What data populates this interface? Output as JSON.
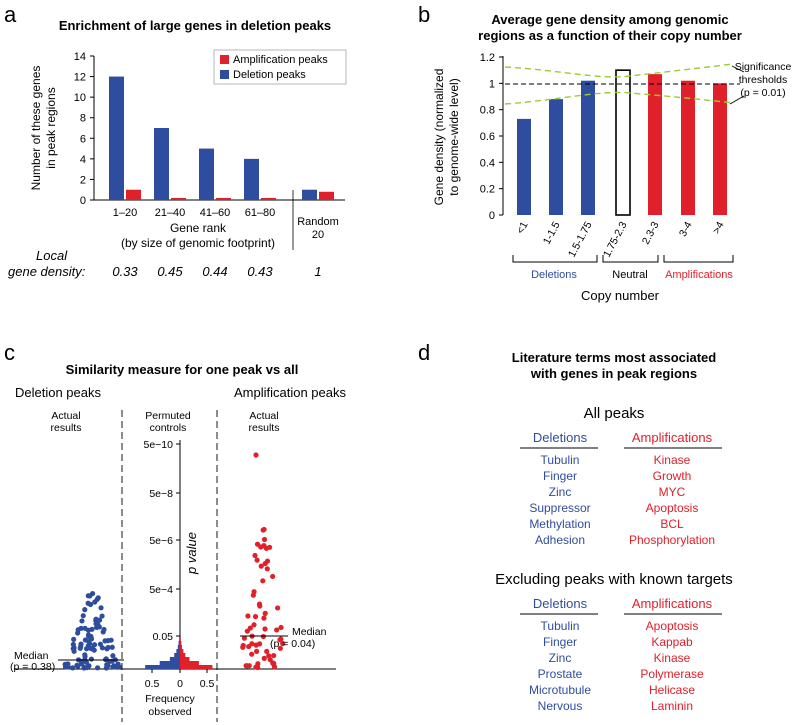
{
  "colors": {
    "blue": "#2f4d9e",
    "red": "#e0202a",
    "green": "#9acd32"
  },
  "chart_data": [
    {
      "panel": "a",
      "type": "bar",
      "title": "Enrichment of large genes in deletion peaks",
      "ylabel": [
        "Number of these genes",
        "in peak regions"
      ],
      "xlabel": [
        "Gene rank",
        "(by size of genomic footprint)"
      ],
      "ylim": [
        0,
        14
      ],
      "yticks": [
        "0",
        "2",
        "4",
        "6",
        "8",
        "10",
        "12",
        "14"
      ],
      "categories": [
        "1–20",
        "21–40",
        "41–60",
        "61–80",
        "Random 20"
      ],
      "series": [
        {
          "name": "Deletion peaks",
          "values": [
            12,
            7,
            5,
            4,
            1
          ]
        },
        {
          "name": "Amplification peaks",
          "values": [
            1,
            0.2,
            0.2,
            0.2,
            0.8
          ]
        }
      ],
      "random_label": [
        "Random",
        "20"
      ],
      "local_label": [
        "Local",
        "gene density:"
      ],
      "local_density": [
        "0.33",
        "0.45",
        "0.44",
        "0.43",
        "1"
      ]
    },
    {
      "panel": "b",
      "type": "bar",
      "title": [
        "Average gene density among genomic",
        "regions as a function of their copy number"
      ],
      "ylabel": [
        "Gene density (normalized",
        "to genome-wide level)"
      ],
      "xlabel": "Copy number",
      "ylim": [
        0,
        1.2
      ],
      "yticks": [
        "0",
        "0.2",
        "0.4",
        "0.6",
        "0.8",
        "1",
        "1.2"
      ],
      "categories": [
        "<1",
        "1-1.5",
        "1.5-1.75",
        "1.75-2.3",
        "2.3-3",
        "3-4",
        ">4"
      ],
      "values": [
        0.73,
        0.88,
        1.02,
        1.1,
        1.07,
        1.02,
        1.0
      ],
      "groups": [
        "Deletions",
        "Neutral",
        "Amplifications"
      ],
      "annotation": [
        "Significance",
        "thresholds",
        "(p = 0.01)"
      ]
    },
    {
      "panel": "c",
      "type": "scatter",
      "title": "Similarity measure for one peak vs all",
      "left_header": "Deletion peaks",
      "right_header": "Amplification peaks",
      "actual": [
        "Actual",
        "results"
      ],
      "permuted": [
        "Permuted",
        "controls"
      ],
      "yaxis_label": "p value",
      "yticks": [
        "5e−10",
        "5e−8",
        "5e−6",
        "5e−4",
        "0.05"
      ],
      "xticks": [
        "0.5",
        "0",
        "0.5"
      ],
      "xlabel": [
        "Frequency",
        "observed"
      ],
      "median_left": [
        "Median",
        "(p = 0.38)"
      ],
      "median_right": [
        "Median",
        "(p = 0.04)"
      ]
    }
  ],
  "panel_d": {
    "title": [
      "Literature terms most associated",
      "with genes in peak regions"
    ],
    "section1": {
      "title": "All peaks",
      "deletions_header": "Deletions",
      "amplifications_header": "Amplifications",
      "deletions": [
        "Tubulin",
        "Finger",
        "Zinc",
        "Suppressor",
        "Methylation",
        "Adhesion"
      ],
      "amplifications": [
        "Kinase",
        "Growth",
        "MYC",
        "Apoptosis",
        "BCL",
        "Phosphorylation"
      ]
    },
    "section2": {
      "title": "Excluding peaks with known targets",
      "deletions_header": "Deletions",
      "amplifications_header": "Amplifications",
      "deletions": [
        "Tubulin",
        "Finger",
        "Zinc",
        "Prostate",
        "Microtubule",
        "Nervous"
      ],
      "amplifications": [
        "Apoptosis",
        "Kappab",
        "Kinase",
        "Polymerase",
        "Helicase",
        "Laminin"
      ]
    }
  },
  "labels": {
    "a": "a",
    "b": "b",
    "c": "c",
    "d": "d"
  }
}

**WHAT IS EXPECTED:** With the pictures omitted, reproduce the records in full and exactly.

**RESPONSE AREA:**
What data populates this interface? Output as JSON.
{
  "colors": {
    "blue": "#2f4d9e",
    "red": "#e0202a",
    "green": "#9acd32"
  },
  "chart_data": [
    {
      "panel": "a",
      "type": "bar",
      "title": "Enrichment of large genes in deletion peaks",
      "ylabel": [
        "Number of these genes",
        "in peak regions"
      ],
      "xlabel": [
        "Gene rank",
        "(by size of genomic footprint)"
      ],
      "ylim": [
        0,
        14
      ],
      "yticks": [
        "0",
        "2",
        "4",
        "6",
        "8",
        "10",
        "12",
        "14"
      ],
      "categories": [
        "1–20",
        "21–40",
        "41–60",
        "61–80",
        "Random 20"
      ],
      "series": [
        {
          "name": "Deletion peaks",
          "values": [
            12,
            7,
            5,
            4,
            1
          ]
        },
        {
          "name": "Amplification peaks",
          "values": [
            1,
            0.2,
            0.2,
            0.2,
            0.8
          ]
        }
      ],
      "random_label": [
        "Random",
        "20"
      ],
      "local_label": [
        "Local",
        "gene density:"
      ],
      "local_density": [
        "0.33",
        "0.45",
        "0.44",
        "0.43",
        "1"
      ]
    },
    {
      "panel": "b",
      "type": "bar",
      "title": [
        "Average gene density among genomic",
        "regions as a function of their copy number"
      ],
      "ylabel": [
        "Gene density (normalized",
        "to genome-wide level)"
      ],
      "xlabel": "Copy number",
      "ylim": [
        0,
        1.2
      ],
      "yticks": [
        "0",
        "0.2",
        "0.4",
        "0.6",
        "0.8",
        "1",
        "1.2"
      ],
      "categories": [
        "<1",
        "1-1.5",
        "1.5-1.75",
        "1.75-2.3",
        "2.3-3",
        "3-4",
        ">4"
      ],
      "values": [
        0.73,
        0.88,
        1.02,
        1.1,
        1.07,
        1.02,
        1.0
      ],
      "groups": [
        "Deletions",
        "Neutral",
        "Amplifications"
      ],
      "annotation": [
        "Significance",
        "thresholds",
        "(p = 0.01)"
      ]
    },
    {
      "panel": "c",
      "type": "scatter",
      "title": "Similarity measure for one peak vs all",
      "left_header": "Deletion peaks",
      "right_header": "Amplification peaks",
      "actual": [
        "Actual",
        "results"
      ],
      "permuted": [
        "Permuted",
        "controls"
      ],
      "yaxis_label": "p value",
      "yticks": [
        "5e−10",
        "5e−8",
        "5e−6",
        "5e−4",
        "0.05"
      ],
      "xticks": [
        "0.5",
        "0",
        "0.5"
      ],
      "xlabel": [
        "Frequency",
        "observed"
      ],
      "median_left": [
        "Median",
        "(p = 0.38)"
      ],
      "median_right": [
        "Median",
        "(p = 0.04)"
      ]
    }
  ],
  "panel_d": {
    "title": [
      "Literature terms most associated",
      "with genes in peak regions"
    ],
    "section1": {
      "title": "All peaks",
      "deletions_header": "Deletions",
      "amplifications_header": "Amplifications",
      "deletions": [
        "Tubulin",
        "Finger",
        "Zinc",
        "Suppressor",
        "Methylation",
        "Adhesion"
      ],
      "amplifications": [
        "Kinase",
        "Growth",
        "MYC",
        "Apoptosis",
        "BCL",
        "Phosphorylation"
      ]
    },
    "section2": {
      "title": "Excluding peaks with known targets",
      "deletions_header": "Deletions",
      "amplifications_header": "Amplifications",
      "deletions": [
        "Tubulin",
        "Finger",
        "Zinc",
        "Prostate",
        "Microtubule",
        "Nervous"
      ],
      "amplifications": [
        "Apoptosis",
        "Kappab",
        "Kinase",
        "Polymerase",
        "Helicase",
        "Laminin"
      ]
    }
  },
  "labels": {
    "a": "a",
    "b": "b",
    "c": "c",
    "d": "d"
  }
}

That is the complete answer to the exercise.